What is expected: Report how many lines contain the word "historie"; answer with the number only.

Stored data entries
-- start --

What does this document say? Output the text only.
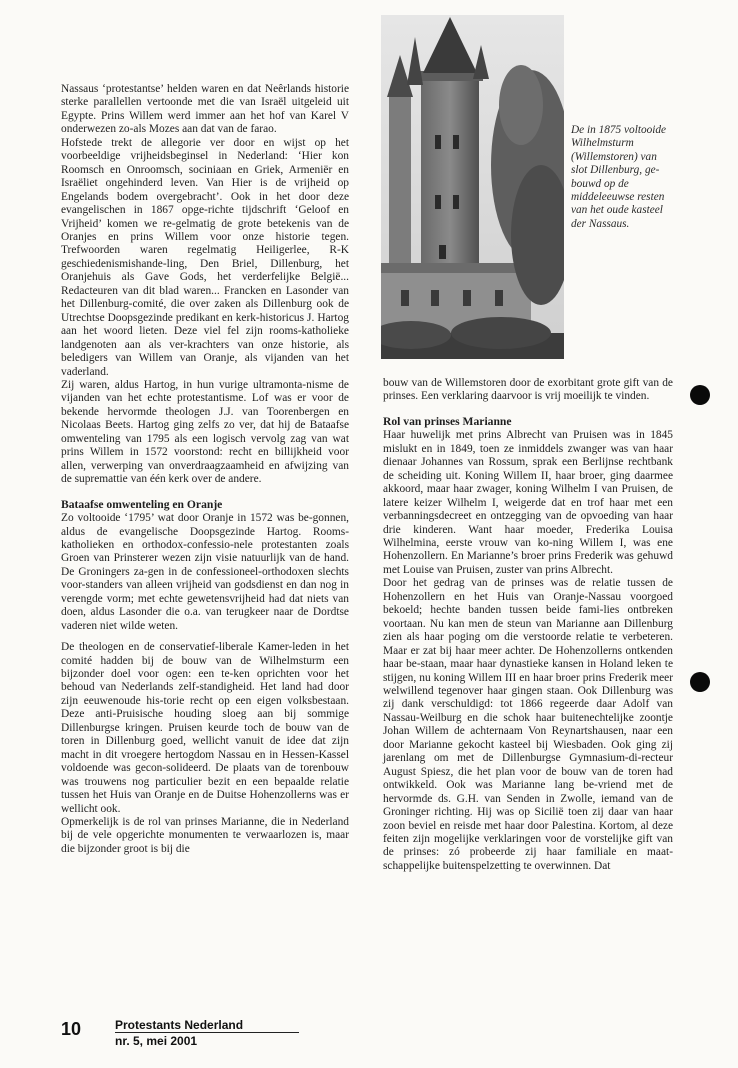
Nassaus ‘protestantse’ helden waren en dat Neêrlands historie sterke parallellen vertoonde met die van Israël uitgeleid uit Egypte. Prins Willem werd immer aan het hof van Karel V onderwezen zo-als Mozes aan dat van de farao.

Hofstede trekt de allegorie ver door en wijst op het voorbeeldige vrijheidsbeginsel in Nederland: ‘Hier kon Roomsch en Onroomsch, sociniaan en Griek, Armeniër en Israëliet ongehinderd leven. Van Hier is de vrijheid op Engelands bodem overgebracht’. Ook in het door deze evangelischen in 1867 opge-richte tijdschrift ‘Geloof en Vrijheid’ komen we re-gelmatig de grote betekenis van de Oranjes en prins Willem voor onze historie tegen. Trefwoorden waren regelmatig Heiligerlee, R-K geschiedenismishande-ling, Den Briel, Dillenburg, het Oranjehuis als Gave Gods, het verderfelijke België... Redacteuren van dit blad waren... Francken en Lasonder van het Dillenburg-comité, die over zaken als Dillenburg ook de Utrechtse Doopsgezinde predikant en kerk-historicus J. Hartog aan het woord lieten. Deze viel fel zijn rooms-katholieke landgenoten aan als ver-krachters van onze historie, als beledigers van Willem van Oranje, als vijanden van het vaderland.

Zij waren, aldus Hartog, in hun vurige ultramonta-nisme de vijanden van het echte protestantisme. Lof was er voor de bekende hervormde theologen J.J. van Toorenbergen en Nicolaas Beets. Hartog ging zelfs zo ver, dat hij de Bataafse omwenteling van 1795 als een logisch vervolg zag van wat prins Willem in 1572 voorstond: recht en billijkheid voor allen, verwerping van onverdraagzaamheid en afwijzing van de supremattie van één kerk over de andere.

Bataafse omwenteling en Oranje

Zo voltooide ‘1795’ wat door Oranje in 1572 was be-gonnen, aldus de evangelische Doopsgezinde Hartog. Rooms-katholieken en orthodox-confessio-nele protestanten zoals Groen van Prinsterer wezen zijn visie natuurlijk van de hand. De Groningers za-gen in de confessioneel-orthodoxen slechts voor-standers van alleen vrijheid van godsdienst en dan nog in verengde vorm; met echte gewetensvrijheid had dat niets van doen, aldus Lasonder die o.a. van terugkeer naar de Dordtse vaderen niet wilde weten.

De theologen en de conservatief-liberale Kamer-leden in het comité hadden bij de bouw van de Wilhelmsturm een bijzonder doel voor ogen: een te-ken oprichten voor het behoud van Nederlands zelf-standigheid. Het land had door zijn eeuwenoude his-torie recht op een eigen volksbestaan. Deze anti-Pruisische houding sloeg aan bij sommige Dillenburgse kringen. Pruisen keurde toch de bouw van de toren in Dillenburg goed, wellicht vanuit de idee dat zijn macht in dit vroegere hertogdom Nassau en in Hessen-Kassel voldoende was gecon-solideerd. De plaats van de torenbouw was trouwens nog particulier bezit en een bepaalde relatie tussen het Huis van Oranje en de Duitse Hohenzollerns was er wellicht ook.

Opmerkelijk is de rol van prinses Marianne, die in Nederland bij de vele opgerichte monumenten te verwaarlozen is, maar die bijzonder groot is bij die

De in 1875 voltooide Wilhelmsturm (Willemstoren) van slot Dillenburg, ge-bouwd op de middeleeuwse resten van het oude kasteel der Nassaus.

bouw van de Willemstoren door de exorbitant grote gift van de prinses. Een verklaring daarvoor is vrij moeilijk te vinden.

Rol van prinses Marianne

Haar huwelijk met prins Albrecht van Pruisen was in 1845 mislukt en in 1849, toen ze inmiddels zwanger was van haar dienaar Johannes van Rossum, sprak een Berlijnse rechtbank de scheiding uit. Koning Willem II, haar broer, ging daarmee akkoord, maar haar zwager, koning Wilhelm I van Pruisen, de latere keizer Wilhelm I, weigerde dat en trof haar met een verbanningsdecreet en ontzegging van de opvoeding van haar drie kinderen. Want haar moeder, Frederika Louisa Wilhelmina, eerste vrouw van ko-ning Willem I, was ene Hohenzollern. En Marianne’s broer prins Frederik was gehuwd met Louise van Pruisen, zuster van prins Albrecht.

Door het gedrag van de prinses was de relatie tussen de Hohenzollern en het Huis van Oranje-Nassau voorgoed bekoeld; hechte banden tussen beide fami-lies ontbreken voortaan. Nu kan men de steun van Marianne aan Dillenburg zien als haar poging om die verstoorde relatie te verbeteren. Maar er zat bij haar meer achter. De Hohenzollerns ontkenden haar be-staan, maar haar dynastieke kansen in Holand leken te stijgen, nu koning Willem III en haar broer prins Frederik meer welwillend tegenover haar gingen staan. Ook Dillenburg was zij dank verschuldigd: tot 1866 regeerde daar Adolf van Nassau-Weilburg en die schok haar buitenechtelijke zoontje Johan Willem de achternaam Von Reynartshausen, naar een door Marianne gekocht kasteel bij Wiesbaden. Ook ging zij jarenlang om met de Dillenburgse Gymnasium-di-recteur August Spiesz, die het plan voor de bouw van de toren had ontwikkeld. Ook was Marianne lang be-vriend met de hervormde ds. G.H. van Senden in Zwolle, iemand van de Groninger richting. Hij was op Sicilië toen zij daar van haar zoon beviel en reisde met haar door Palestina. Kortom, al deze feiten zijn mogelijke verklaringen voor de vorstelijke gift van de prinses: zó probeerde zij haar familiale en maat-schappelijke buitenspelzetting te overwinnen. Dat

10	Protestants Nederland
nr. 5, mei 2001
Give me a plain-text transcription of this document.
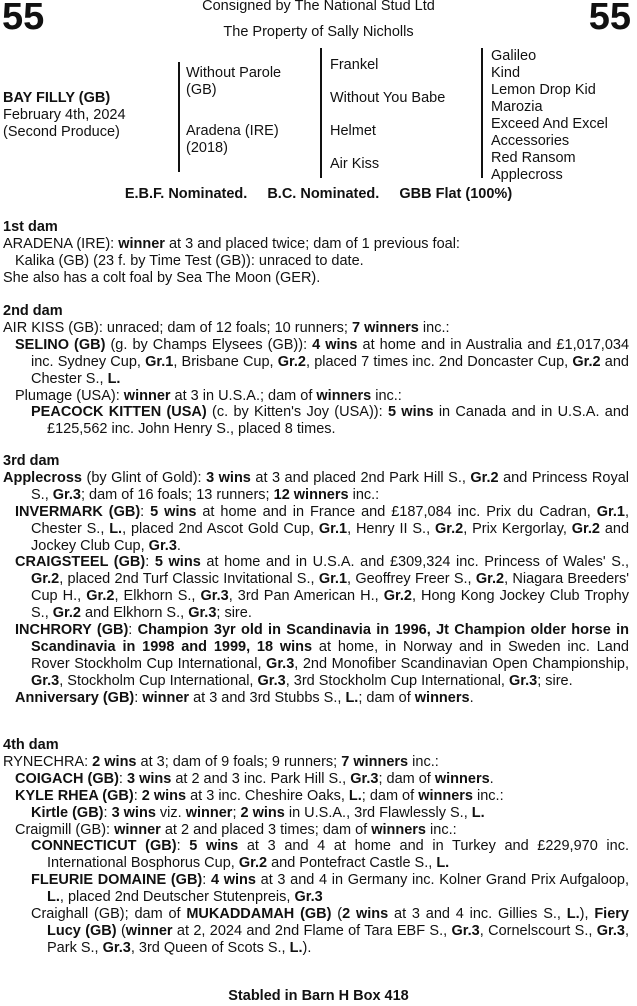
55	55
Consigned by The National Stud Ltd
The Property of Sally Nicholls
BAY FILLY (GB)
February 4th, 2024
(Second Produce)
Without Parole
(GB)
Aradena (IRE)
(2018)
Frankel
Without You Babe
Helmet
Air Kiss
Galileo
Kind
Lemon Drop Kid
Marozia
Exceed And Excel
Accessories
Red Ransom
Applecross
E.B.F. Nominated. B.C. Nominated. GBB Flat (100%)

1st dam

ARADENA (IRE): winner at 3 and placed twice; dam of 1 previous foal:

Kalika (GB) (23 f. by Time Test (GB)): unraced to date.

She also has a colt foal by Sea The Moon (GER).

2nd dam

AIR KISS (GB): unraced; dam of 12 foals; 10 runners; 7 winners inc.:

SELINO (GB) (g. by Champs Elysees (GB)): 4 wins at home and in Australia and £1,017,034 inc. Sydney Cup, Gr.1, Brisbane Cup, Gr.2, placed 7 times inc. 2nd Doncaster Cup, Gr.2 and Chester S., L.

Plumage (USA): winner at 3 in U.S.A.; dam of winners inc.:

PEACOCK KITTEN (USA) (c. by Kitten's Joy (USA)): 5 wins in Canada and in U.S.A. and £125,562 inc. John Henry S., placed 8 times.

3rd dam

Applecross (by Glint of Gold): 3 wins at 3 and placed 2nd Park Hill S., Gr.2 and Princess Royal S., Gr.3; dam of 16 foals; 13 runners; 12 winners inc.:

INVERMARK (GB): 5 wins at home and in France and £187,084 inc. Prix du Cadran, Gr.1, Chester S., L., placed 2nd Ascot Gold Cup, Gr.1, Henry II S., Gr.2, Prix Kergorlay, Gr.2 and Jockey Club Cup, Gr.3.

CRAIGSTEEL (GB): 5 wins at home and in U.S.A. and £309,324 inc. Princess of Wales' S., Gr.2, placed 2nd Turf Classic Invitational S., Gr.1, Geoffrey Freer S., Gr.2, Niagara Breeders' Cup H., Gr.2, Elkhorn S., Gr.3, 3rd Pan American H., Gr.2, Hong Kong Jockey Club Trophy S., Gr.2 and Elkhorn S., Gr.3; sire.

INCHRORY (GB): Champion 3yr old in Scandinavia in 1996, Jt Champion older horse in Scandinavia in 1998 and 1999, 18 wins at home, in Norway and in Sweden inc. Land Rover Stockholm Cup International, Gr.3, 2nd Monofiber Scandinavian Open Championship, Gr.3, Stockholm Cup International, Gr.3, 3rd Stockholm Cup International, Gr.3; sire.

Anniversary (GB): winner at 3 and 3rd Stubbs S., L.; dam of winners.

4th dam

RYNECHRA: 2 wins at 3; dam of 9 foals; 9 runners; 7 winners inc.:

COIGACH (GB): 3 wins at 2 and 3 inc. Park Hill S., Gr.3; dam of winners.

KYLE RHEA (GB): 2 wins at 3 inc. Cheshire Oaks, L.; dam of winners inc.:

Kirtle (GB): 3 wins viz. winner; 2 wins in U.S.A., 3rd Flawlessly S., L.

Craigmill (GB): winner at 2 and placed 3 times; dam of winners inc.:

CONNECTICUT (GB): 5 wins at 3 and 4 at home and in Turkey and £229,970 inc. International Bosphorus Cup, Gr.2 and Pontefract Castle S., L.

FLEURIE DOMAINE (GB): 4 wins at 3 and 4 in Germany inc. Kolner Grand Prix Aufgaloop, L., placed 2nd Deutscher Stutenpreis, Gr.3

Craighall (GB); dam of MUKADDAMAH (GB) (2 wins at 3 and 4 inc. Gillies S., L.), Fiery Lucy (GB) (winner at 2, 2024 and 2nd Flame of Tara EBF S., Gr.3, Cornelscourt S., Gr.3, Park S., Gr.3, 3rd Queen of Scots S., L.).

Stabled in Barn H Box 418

-- end --

Written solution: 2